Task - Retype the lines below without any change, leaving the pictures out of your answer.

Element position data
--- --- ---

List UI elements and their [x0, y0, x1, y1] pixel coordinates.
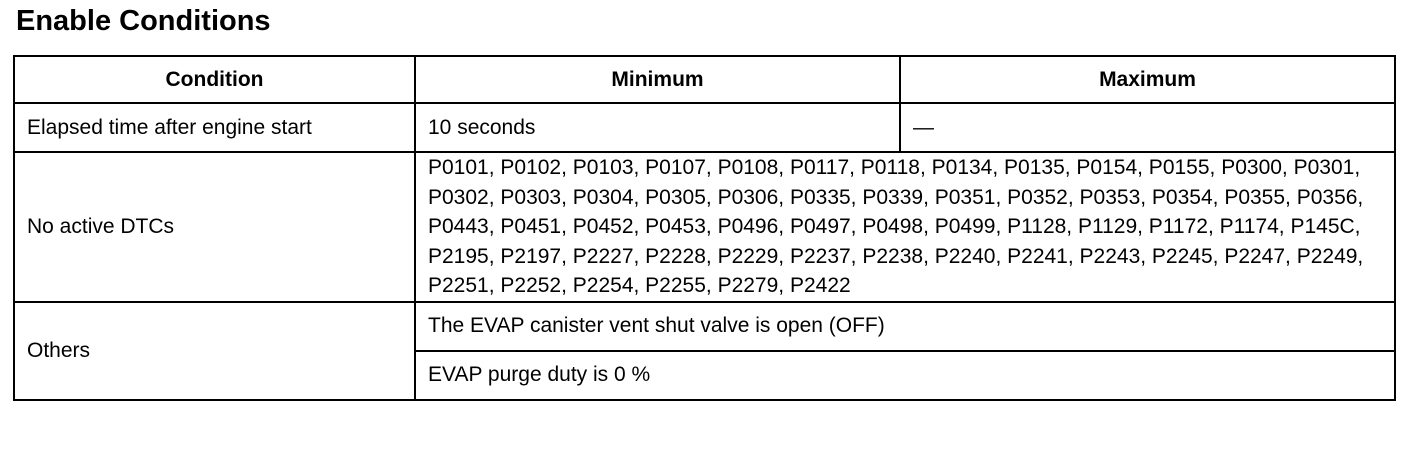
table-header-row: Condition Minimum Maximum: [13, 55, 1396, 104]
table-row: Elapsed time after engine start 10 secon…: [13, 102, 1396, 153]
maximum-cell: —: [899, 102, 1396, 153]
enable-conditions-table: Condition Minimum Maximum Elapsed time a…: [13, 55, 1396, 401]
header-minimum: Minimum: [414, 55, 901, 104]
condition-cell: Elapsed time after engine start: [13, 102, 416, 153]
table-row: No active DTCs P0101, P0102, P0103, P010…: [13, 151, 1396, 303]
dtc-list-cell: P0101, P0102, P0103, P0107, P0108, P0117…: [414, 151, 1396, 303]
table-row: EVAP purge duty is 0 %: [14, 349, 1396, 401]
table-row: Others The EVAP canister vent shut valve…: [13, 300, 1396, 401]
other-condition-cell: The EVAP canister vent shut valve is ope…: [414, 300, 1396, 352]
condition-cell: Others: [13, 300, 416, 401]
minimum-cell: 10 seconds: [414, 102, 901, 153]
page-title: Enable Conditions: [16, 5, 271, 37]
other-condition-cell: EVAP purge duty is 0 %: [414, 349, 1396, 401]
header-maximum: Maximum: [899, 55, 1396, 104]
header-condition: Condition: [13, 55, 416, 104]
condition-cell: No active DTCs: [13, 151, 416, 303]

--- --- ---

Result for this task -
List UI elements and their [x0, y0, x1, y1] pixel coordinates.
table-header-row: Condition Minimum Maximum: [13, 55, 1396, 104]
table-row: Elapsed time after engine start 10 secon…: [13, 102, 1396, 153]
maximum-cell: —: [899, 102, 1396, 153]
enable-conditions-table: Condition Minimum Maximum Elapsed time a…: [13, 55, 1396, 401]
header-minimum: Minimum: [414, 55, 901, 104]
condition-cell: Elapsed time after engine start: [13, 102, 416, 153]
table-row: No active DTCs P0101, P0102, P0103, P010…: [13, 151, 1396, 303]
dtc-list-cell: P0101, P0102, P0103, P0107, P0108, P0117…: [414, 151, 1396, 303]
table-row: EVAP purge duty is 0 %: [14, 349, 1396, 401]
table-row: Others The EVAP canister vent shut valve…: [13, 300, 1396, 401]
other-condition-cell: The EVAP canister vent shut valve is ope…: [414, 300, 1396, 352]
condition-cell: Others: [13, 300, 416, 401]
minimum-cell: 10 seconds: [414, 102, 901, 153]
page-title: Enable Conditions: [16, 5, 271, 37]
other-condition-cell: EVAP purge duty is 0 %: [414, 349, 1396, 401]
header-maximum: Maximum: [899, 55, 1396, 104]
header-condition: Condition: [13, 55, 416, 104]
condition-cell: No active DTCs: [13, 151, 416, 303]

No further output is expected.